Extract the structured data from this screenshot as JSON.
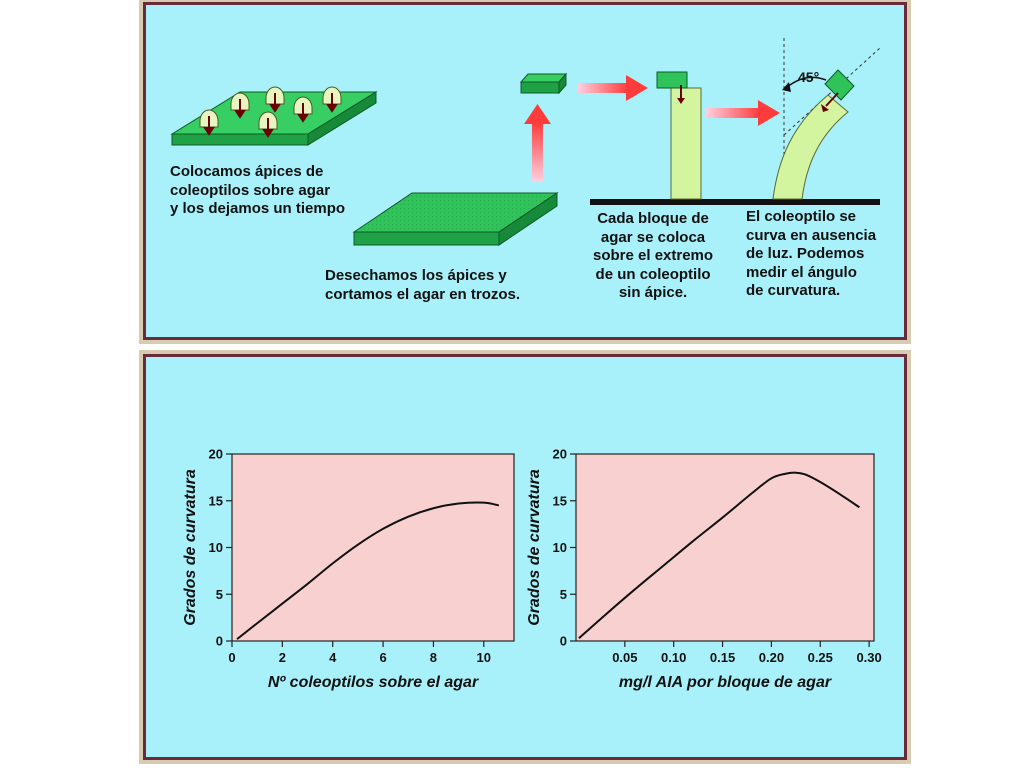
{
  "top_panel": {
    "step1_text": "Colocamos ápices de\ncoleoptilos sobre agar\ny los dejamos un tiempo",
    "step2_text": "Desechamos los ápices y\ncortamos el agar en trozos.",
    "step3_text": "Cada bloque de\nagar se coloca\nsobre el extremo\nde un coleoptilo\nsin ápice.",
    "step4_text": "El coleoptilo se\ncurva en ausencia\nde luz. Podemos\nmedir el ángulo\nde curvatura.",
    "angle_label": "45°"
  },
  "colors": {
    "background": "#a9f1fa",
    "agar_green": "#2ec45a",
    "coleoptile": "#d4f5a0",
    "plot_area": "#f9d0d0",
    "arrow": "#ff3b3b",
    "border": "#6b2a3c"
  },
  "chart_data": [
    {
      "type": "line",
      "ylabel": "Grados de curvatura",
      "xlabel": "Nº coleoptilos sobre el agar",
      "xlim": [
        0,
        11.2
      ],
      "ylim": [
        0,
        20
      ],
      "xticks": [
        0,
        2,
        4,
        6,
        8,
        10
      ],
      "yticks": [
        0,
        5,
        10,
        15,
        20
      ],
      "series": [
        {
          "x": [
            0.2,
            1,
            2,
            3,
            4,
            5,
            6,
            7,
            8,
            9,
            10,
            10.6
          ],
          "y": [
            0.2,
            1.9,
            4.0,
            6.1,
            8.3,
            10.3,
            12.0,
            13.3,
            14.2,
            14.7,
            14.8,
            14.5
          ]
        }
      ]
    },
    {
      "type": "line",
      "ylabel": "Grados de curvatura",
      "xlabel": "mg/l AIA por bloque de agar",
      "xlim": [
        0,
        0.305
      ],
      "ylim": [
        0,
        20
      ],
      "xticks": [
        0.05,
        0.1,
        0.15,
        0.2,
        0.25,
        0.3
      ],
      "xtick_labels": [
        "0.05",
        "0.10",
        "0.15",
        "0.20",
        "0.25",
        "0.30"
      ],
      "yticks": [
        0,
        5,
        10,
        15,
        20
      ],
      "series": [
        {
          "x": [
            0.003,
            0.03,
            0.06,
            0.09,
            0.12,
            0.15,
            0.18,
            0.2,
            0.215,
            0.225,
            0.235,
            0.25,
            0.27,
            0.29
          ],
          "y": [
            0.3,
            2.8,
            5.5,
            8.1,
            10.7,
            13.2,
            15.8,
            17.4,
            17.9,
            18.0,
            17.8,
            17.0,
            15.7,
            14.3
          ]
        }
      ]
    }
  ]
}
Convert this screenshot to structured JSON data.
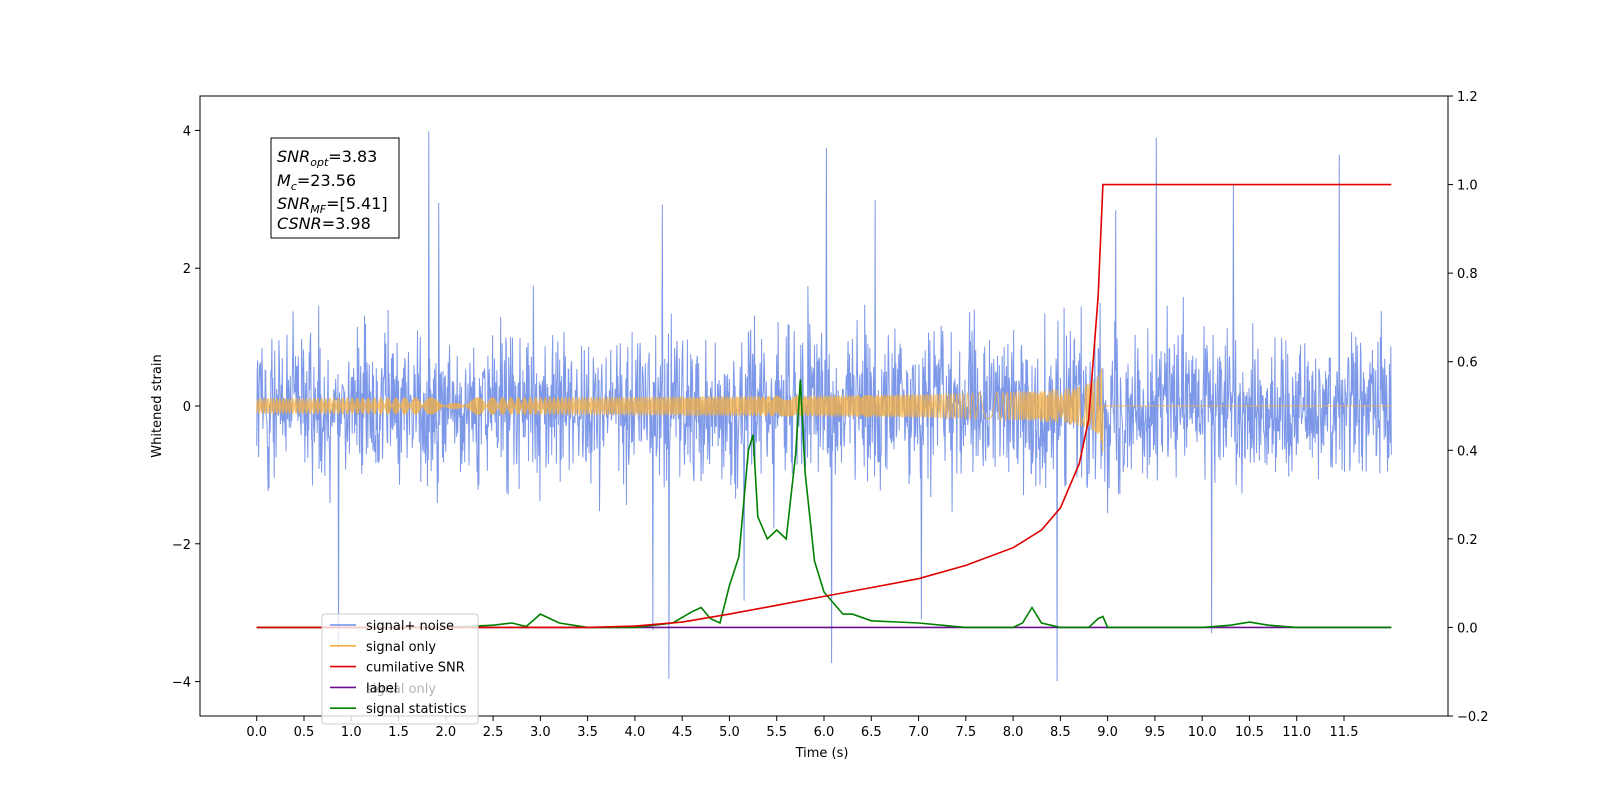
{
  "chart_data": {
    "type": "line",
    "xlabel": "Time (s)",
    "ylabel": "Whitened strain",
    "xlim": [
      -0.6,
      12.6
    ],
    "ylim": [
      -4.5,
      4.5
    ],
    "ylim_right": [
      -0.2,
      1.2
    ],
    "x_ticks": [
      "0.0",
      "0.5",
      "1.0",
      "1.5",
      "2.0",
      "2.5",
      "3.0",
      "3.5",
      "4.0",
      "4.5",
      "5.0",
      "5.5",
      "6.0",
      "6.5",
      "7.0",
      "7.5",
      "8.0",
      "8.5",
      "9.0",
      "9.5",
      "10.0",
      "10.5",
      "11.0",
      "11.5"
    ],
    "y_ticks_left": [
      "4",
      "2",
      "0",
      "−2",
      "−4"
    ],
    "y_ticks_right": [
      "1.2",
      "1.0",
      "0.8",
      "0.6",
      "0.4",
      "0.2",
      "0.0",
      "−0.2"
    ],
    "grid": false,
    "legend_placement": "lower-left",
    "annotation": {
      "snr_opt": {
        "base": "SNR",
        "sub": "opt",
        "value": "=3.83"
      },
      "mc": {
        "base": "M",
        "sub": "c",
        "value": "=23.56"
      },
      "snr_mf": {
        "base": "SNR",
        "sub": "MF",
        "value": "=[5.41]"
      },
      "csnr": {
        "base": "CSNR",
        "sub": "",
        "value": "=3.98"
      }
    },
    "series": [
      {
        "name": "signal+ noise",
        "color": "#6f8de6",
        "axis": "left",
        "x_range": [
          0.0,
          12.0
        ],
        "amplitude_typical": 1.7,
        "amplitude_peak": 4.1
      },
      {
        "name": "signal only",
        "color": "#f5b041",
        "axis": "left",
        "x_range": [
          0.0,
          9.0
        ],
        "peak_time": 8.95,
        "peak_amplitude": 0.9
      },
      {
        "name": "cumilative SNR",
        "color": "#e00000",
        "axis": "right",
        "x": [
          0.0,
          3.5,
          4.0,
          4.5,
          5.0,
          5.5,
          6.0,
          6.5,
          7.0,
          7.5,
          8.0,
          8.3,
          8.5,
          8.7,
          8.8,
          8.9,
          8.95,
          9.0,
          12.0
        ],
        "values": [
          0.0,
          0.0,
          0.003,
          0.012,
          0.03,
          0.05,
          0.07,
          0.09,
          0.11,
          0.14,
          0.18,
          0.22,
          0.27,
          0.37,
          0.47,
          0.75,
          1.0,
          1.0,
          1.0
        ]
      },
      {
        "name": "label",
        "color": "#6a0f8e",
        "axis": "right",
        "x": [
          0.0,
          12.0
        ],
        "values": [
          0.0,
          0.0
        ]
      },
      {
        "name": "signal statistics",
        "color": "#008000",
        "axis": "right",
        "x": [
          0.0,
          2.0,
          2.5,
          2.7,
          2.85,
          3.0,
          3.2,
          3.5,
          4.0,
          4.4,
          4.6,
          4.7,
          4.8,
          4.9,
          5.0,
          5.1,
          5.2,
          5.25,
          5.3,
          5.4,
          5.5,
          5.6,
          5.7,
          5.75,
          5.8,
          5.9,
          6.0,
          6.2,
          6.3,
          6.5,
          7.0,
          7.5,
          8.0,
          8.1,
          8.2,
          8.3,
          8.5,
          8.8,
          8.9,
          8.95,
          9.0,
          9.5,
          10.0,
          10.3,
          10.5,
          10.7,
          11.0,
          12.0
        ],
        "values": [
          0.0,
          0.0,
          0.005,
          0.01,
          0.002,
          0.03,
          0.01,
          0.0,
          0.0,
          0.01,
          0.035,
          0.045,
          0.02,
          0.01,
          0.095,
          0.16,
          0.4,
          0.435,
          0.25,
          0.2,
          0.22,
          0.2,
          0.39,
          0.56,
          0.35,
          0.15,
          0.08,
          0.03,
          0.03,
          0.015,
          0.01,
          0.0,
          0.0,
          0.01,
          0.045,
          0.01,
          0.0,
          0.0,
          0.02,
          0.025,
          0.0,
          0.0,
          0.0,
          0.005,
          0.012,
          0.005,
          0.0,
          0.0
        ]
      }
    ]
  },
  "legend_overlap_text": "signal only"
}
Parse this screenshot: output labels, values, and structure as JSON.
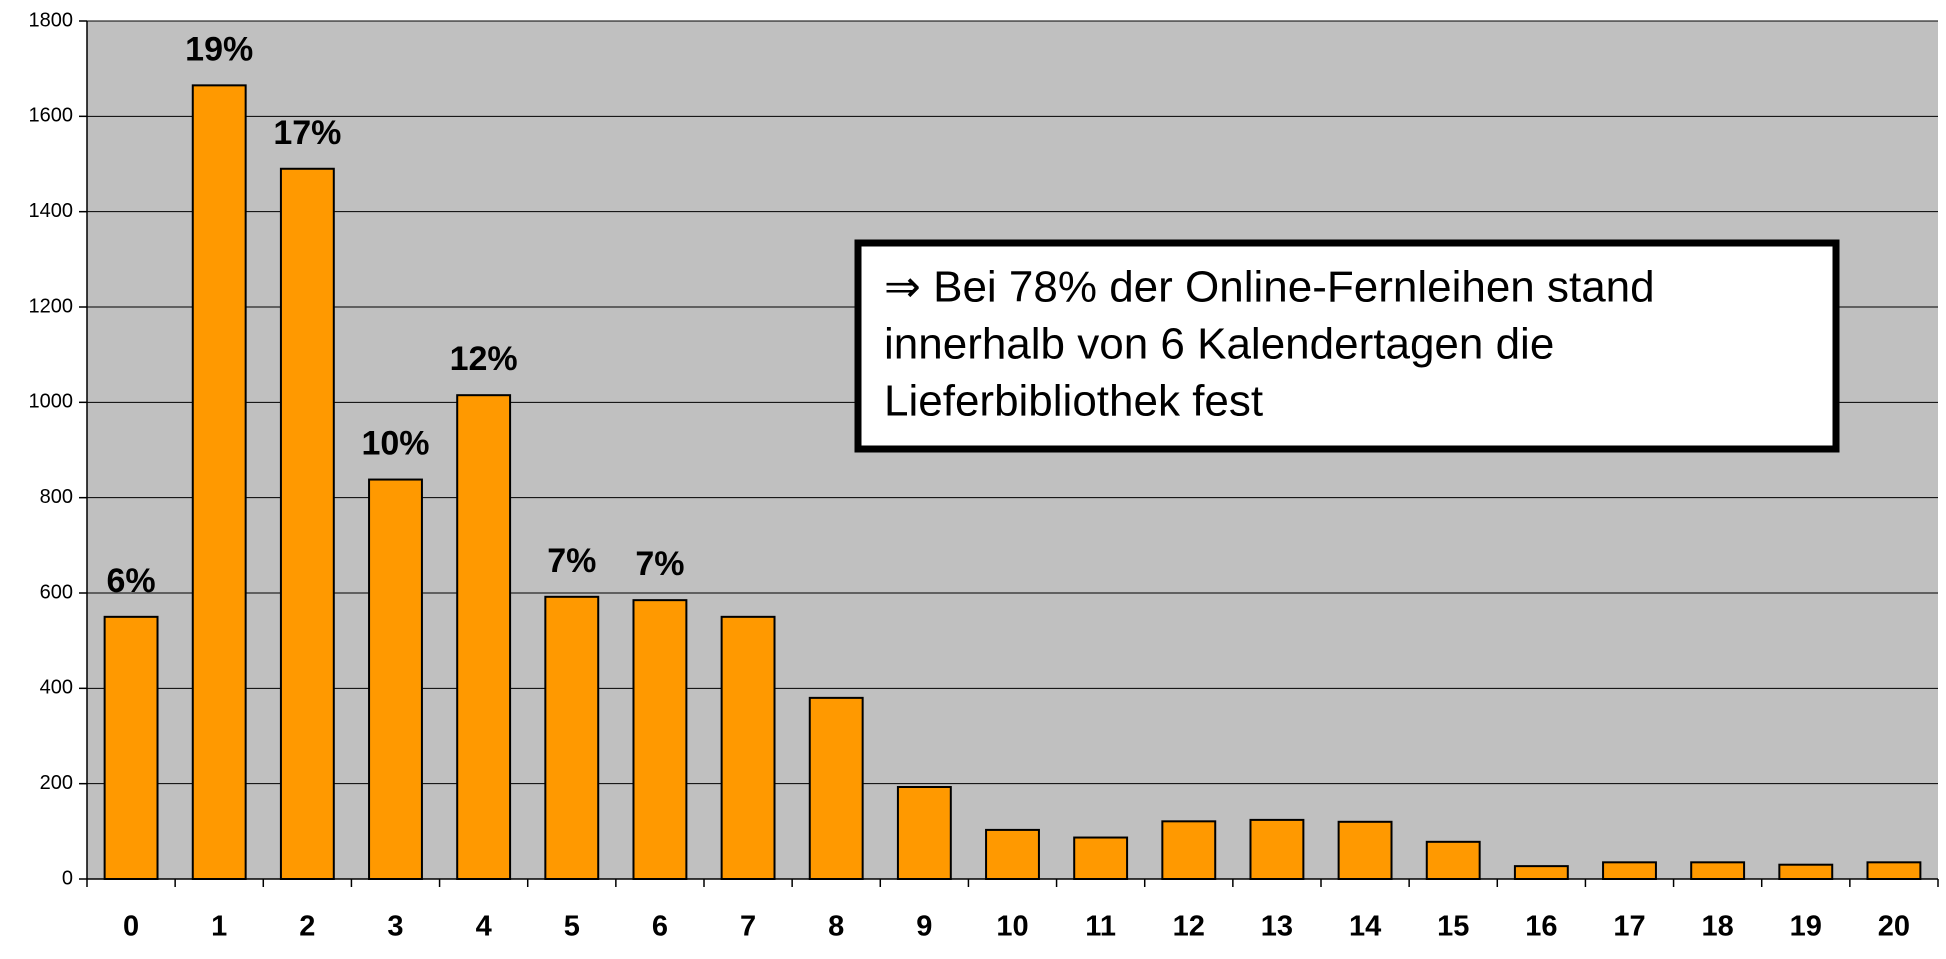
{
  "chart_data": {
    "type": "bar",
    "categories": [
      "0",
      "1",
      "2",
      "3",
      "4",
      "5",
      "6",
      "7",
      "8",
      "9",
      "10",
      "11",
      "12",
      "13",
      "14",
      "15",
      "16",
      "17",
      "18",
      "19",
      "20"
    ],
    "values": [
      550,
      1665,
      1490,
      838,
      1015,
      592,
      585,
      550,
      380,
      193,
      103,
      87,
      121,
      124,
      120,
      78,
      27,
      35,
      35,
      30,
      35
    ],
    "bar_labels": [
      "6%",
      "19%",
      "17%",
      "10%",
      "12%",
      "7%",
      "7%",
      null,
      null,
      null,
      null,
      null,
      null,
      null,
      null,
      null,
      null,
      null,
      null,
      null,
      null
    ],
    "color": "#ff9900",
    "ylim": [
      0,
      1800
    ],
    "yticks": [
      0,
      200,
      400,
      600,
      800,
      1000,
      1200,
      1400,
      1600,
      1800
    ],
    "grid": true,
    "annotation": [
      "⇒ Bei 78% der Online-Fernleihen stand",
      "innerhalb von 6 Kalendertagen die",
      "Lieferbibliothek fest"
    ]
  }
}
--- --- ---
**Task brief:** Each line containing the word "type" counts once; report the total alone.

**Task response:** 4